Your objective — Every line below is to be quoted exactly, with nothing added or dropped.

Dataset rows:
begin

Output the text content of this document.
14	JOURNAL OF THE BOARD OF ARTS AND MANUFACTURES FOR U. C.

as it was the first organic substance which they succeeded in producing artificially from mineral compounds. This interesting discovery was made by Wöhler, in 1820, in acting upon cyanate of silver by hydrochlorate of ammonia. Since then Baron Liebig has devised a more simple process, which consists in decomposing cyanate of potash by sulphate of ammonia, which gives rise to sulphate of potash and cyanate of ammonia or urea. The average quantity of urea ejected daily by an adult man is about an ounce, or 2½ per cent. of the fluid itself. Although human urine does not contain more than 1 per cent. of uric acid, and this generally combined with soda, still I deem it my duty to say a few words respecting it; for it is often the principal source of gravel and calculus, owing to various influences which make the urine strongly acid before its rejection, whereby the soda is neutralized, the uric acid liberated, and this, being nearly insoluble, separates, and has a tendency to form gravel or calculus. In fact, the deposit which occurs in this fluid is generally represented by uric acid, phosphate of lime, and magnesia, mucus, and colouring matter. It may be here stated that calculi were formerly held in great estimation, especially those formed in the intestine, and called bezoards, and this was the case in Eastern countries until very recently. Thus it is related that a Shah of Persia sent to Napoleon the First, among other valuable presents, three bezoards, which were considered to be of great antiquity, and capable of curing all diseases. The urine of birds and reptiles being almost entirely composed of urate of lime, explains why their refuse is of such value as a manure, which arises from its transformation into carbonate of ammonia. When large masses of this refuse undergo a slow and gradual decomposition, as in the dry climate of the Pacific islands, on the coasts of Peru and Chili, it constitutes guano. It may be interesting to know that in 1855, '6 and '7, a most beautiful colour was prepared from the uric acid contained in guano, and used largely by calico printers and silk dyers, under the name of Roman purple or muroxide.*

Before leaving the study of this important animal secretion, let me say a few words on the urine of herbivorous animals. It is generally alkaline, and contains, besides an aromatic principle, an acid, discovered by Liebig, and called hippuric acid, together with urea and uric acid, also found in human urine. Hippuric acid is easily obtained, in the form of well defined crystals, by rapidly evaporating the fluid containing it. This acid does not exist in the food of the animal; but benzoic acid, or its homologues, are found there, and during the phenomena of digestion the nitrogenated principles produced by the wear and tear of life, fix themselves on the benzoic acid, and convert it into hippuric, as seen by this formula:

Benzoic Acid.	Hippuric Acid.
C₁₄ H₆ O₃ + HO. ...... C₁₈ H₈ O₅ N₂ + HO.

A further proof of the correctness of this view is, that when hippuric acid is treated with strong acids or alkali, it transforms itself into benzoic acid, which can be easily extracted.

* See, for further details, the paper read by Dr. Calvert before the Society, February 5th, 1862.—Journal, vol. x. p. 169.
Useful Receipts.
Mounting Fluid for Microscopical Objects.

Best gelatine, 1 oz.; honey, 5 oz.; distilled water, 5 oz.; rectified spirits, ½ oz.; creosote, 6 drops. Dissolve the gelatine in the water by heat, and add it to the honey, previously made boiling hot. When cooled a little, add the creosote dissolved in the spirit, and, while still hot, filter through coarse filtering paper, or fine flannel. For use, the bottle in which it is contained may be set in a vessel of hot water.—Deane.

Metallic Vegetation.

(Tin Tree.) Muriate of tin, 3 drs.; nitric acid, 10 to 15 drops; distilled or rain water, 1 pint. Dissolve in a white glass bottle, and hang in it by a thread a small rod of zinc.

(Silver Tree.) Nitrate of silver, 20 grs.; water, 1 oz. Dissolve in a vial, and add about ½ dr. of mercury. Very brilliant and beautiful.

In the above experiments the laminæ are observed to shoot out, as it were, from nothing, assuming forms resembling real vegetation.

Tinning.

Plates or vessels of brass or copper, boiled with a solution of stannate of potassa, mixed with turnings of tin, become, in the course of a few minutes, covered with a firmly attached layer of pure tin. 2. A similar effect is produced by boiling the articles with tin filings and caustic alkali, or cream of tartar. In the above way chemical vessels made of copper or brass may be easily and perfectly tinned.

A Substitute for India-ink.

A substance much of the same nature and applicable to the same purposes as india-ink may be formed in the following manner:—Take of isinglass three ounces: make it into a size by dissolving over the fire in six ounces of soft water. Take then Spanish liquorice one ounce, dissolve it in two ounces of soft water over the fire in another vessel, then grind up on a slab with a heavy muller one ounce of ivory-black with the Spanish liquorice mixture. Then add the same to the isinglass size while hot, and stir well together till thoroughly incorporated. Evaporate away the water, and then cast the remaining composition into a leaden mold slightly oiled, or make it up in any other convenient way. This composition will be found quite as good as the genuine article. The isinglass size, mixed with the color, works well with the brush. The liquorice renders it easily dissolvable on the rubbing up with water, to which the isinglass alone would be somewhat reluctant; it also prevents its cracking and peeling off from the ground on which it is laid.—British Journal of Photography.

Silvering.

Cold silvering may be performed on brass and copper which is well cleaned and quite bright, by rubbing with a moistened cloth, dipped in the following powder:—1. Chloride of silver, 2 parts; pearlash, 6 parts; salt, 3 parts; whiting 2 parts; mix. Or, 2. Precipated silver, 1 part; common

end

Answer to the problem —
Output the text content of this document.
14	JOURNAL OF THE BOARD OF ARTS AND MANUFACTURES FOR U. C.

as it was the first organic substance which they succeeded in producing artificially from mineral compounds. This interesting discovery was made by Wöhler, in 1820, in acting upon cyanate of silver by hydrochlorate of ammonia. Since then Baron Liebig has devised a more simple process, which consists in decomposing cyanate of potash by sulphate of ammonia, which gives rise to sulphate of potash and cyanate of ammonia or urea. The average quantity of urea ejected daily by an adult man is about an ounce, or 2½ per cent. of the fluid itself. Although human urine does not contain more than 1 per cent. of uric acid, and this generally combined with soda, still I deem it my duty to say a few words respecting it; for it is often the principal source of gravel and calculus, owing to various influences which make the urine strongly acid before its rejection, whereby the soda is neutralized, the uric acid liberated, and this, being nearly insoluble, separates, and has a tendency to form gravel or calculus. In fact, the deposit which occurs in this fluid is generally represented by uric acid, phosphate of lime, and magnesia, mucus, and colouring matter. It may be here stated that calculi were formerly held in great estimation, especially those formed in the intestine, and called bezoards, and this was the case in Eastern countries until very recently. Thus it is related that a Shah of Persia sent to Napoleon the First, among other valuable presents, three bezoards, which were considered to be of great antiquity, and capable of curing all diseases. The urine of birds and reptiles being almost entirely composed of urate of lime, explains why their refuse is of such value as a manure, which arises from its transformation into carbonate of ammonia. When large masses of this refuse undergo a slow and gradual decomposition, as in the dry climate of the Pacific islands, on the coasts of Peru and Chili, it constitutes guano. It may be interesting to know that in 1855, '6 and '7, a most beautiful colour was prepared from the uric acid contained in guano, and used largely by calico printers and silk dyers, under the name of Roman purple or muroxide.*

Before leaving the study of this important animal secretion, let me say a few words on the urine of herbivorous animals. It is generally alkaline, and contains, besides an aromatic principle, an acid, discovered by Liebig, and called hippuric acid, together with urea and uric acid, also found in human urine. Hippuric acid is easily obtained, in the form of well defined crystals, by rapidly evaporating the fluid containing it. This acid does not exist in the food of the animal; but benzoic acid, or its homologues, are found there, and during the phenomena of digestion the nitrogenated principles produced by the wear and tear of life, fix themselves on the benzoic acid, and convert it into hippuric, as seen by this formula:

Benzoic Acid.	Hippuric Acid.
C₁₄ H₆ O₃ + HO. ...... C₁₈ H₈ O₅ N₂ + HO.

A further proof of the correctness of this view is, that when hippuric acid is treated with strong acids or alkali, it transforms itself into benzoic acid, which can be easily extracted.

* See, for further details, the paper read by Dr. Calvert before the Society, February 5th, 1862.—Journal, vol. x. p. 169.
Useful Receipts.
Mounting Fluid for Microscopical Objects.

Best gelatine, 1 oz.; honey, 5 oz.; distilled water, 5 oz.; rectified spirits, ½ oz.; creosote, 6 drops. Dissolve the gelatine in the water by heat, and add it to the honey, previously made boiling hot. When cooled a little, add the creosote dissolved in the spirit, and, while still hot, filter through coarse filtering paper, or fine flannel. For use, the bottle in which it is contained may be set in a vessel of hot water.—Deane.

Metallic Vegetation.

(Tin Tree.) Muriate of tin, 3 drs.; nitric acid, 10 to 15 drops; distilled or rain water, 1 pint. Dissolve in a white glass bottle, and hang in it by a thread a small rod of zinc.

(Silver Tree.) Nitrate of silver, 20 grs.; water, 1 oz. Dissolve in a vial, and add about ½ dr. of mercury. Very brilliant and beautiful.

In the above experiments the laminæ are observed to shoot out, as it were, from nothing, assuming forms resembling real vegetation.

Tinning.

Plates or vessels of brass or copper, boiled with a solution of stannate of potassa, mixed with turnings of tin, become, in the course of a few minutes, covered with a firmly attached layer of pure tin. 2. A similar effect is produced by boiling the articles with tin filings and caustic alkali, or cream of tartar. In the above way chemical vessels made of copper or brass may be easily and perfectly tinned.

A Substitute for India-ink.

A substance much of the same nature and applicable to the same purposes as india-ink may be formed in the following manner:—Take of isinglass three ounces: make it into a size by dissolving over the fire in six ounces of soft water. Take then Spanish liquorice one ounce, dissolve it in two ounces of soft water over the fire in another vessel, then grind up on a slab with a heavy muller one ounce of ivory-black with the Spanish liquorice mixture. Then add the same to the isinglass size while hot, and stir well together till thoroughly incorporated. Evaporate away the water, and then cast the remaining composition into a leaden mold slightly oiled, or make it up in any other convenient way. This composition will be found quite as good as the genuine article. The isinglass size, mixed with the color, works well with the brush. The liquorice renders it easily dissolvable on the rubbing up with water, to which the isinglass alone would be somewhat reluctant; it also prevents its cracking and peeling off from the ground on which it is laid.—British Journal of Photography.

Silvering.

Cold silvering may be performed on brass and copper which is well cleaned and quite bright, by rubbing with a moistened cloth, dipped in the following powder:—1. Chloride of silver, 2 parts; pearlash, 6 parts; salt, 3 parts; whiting 2 parts; mix. Or, 2. Precipated silver, 1 part; common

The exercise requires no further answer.